■ Given task:
Each entry below is to be transcribed exactly.

■ Record list:

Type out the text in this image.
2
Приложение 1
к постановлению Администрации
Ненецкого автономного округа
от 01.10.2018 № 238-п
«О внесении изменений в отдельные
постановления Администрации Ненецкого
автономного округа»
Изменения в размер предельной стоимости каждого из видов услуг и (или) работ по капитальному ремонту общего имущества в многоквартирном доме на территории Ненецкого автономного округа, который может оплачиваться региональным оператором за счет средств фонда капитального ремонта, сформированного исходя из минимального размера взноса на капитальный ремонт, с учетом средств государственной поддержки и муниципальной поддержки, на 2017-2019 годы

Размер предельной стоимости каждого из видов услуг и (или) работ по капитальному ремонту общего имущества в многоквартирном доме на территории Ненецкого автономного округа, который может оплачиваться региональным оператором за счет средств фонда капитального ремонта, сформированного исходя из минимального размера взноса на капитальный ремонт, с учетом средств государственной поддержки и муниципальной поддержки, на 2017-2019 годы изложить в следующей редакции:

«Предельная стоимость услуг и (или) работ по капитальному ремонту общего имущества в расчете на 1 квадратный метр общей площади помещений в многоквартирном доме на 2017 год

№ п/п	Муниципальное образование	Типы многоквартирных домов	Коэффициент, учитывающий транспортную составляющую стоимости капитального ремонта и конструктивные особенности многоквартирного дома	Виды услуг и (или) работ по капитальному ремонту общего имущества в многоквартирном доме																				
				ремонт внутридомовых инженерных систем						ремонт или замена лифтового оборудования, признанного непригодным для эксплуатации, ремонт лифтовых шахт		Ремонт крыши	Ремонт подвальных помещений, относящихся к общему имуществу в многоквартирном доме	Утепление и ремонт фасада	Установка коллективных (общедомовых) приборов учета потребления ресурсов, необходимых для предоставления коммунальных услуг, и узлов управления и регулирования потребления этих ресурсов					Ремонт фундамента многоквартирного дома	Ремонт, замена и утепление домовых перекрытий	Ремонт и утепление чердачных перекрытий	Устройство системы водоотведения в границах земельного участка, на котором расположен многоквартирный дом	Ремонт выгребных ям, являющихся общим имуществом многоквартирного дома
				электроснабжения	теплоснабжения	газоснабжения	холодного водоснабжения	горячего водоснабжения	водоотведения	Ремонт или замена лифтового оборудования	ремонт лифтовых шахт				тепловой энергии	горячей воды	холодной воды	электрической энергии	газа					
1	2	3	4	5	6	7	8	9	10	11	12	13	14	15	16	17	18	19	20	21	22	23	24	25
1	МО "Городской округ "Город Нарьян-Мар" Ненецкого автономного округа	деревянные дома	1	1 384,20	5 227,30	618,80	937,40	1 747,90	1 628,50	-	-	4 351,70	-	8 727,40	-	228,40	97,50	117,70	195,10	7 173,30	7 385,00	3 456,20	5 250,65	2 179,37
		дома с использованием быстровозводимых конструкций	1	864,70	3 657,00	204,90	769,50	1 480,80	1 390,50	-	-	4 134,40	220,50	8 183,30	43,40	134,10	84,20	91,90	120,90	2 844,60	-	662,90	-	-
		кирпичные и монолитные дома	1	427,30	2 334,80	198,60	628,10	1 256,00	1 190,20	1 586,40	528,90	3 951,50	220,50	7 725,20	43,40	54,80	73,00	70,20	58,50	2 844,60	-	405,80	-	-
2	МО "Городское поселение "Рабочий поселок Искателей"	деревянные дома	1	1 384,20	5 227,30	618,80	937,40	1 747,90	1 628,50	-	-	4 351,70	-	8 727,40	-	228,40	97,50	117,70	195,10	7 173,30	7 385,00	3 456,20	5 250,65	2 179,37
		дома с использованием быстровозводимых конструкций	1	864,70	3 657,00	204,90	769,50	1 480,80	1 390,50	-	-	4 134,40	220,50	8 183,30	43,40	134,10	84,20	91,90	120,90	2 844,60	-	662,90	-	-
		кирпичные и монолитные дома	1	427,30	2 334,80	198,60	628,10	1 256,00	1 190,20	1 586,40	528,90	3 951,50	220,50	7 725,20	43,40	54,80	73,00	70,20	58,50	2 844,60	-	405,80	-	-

■ Task response:
Type out the text in this image.
2
Приложение 1
к постановлению Администрации
Ненецкого автономного округа
от 01.10.2018 № 238-п
«О внесении изменений в отдельные
постановления Администрации Ненецкого
автономного округа»
Изменения в размер предельной стоимости каждого из видов услуг и (или) работ по капитальному ремонту общего имущества в многоквартирном доме на территории Ненецкого автономного округа, который может оплачиваться региональным оператором за счет средств фонда капитального ремонта, сформированного исходя из минимального размера взноса на капитальный ремонт, с учетом средств государственной поддержки и муниципальной поддержки, на 2017-2019 годы

Размер предельной стоимости каждого из видов услуг и (или) работ по капитальному ремонту общего имущества в многоквартирном доме на территории Ненецкого автономного округа, который может оплачиваться региональным оператором за счет средств фонда капитального ремонта, сформированного исходя из минимального размера взноса на капитальный ремонт, с учетом средств государственной поддержки и муниципальной поддержки, на 2017-2019 годы изложить в следующей редакции:

«Предельная стоимость услуг и (или) работ по капитальному ремонту общего имущества в расчете на 1 квадратный метр общей площади помещений в многоквартирном доме на 2017 год

№ п/п	Муниципальное образование	Типы многоквартирных домов	Коэффициент, учитывающий транспортную составляющую стоимости капитального ремонта и конструктивные особенности многоквартирного дома	Виды услуг и (или) работ по капитальному ремонту общего имущества в многоквартирном доме																				
				ремонт внутридомовых инженерных систем						ремонт или замена лифтового оборудования, признанного непригодным для эксплуатации, ремонт лифтовых шахт		Ремонт крыши	Ремонт подвальных помещений, относящихся к общему имуществу в многоквартирном доме	Утепление и ремонт фасада	Установка коллективных (общедомовых) приборов учета потребления ресурсов, необходимых для предоставления коммунальных услуг, и узлов управления и регулирования потребления этих ресурсов					Ремонт фундамента многоквартирного дома	Ремонт, замена и утепление домовых перекрытий	Ремонт и утепление чердачных перекрытий	Устройство системы водоотведения в границах земельного участка, на котором расположен многоквартирный дом	Ремонт выгребных ям, являющихся общим имуществом многоквартирного дома
				электроснабжения	теплоснабжения	газоснабжения	холодного водоснабжения	горячего водоснабжения	водоотведения	Ремонт или замена лифтового оборудования	ремонт лифтовых шахт				тепловой энергии	горячей воды	холодной воды	электрической энергии	газа					
1	2	3	4	5	6	7	8	9	10	11	12	13	14	15	16	17	18	19	20	21	22	23	24	25
1	МО "Городской округ "Город Нарьян-Мар" Ненецкого автономного округа	деревянные дома	1	1 384,20	5 227,30	618,80	937,40	1 747,90	1 628,50	-	-	4 351,70	-	8 727,40	-	228,40	97,50	117,70	195,10	7 173,30	7 385,00	3 456,20	5 250,65	2 179,37
		дома с использованием быстровозводимых конструкций	1	864,70	3 657,00	204,90	769,50	1 480,80	1 390,50	-	-	4 134,40	220,50	8 183,30	43,40	134,10	84,20	91,90	120,90	2 844,60	-	662,90	-	-
		кирпичные и монолитные дома	1	427,30	2 334,80	198,60	628,10	1 256,00	1 190,20	1 586,40	528,90	3 951,50	220,50	7 725,20	43,40	54,80	73,00	70,20	58,50	2 844,60	-	405,80	-	-
2	МО "Городское поселение "Рабочий поселок Искателей"	деревянные дома	1	1 384,20	5 227,30	618,80	937,40	1 747,90	1 628,50	-	-	4 351,70	-	8 727,40	-	228,40	97,50	117,70	195,10	7 173,30	7 385,00	3 456,20	5 250,65	2 179,37
		дома с использованием быстровозводимых конструкций	1	864,70	3 657,00	204,90	769,50	1 480,80	1 390,50	-	-	4 134,40	220,50	8 183,30	43,40	134,10	84,20	91,90	120,90	2 844,60	-	662,90	-	-
		кирпичные и монолитные дома	1	427,30	2 334,80	198,60	628,10	1 256,00	1 190,20	1 586,40	528,90	3 951,50	220,50	7 725,20	43,40	54,80	73,00	70,20	58,50	2 844,60	-	405,80	-	-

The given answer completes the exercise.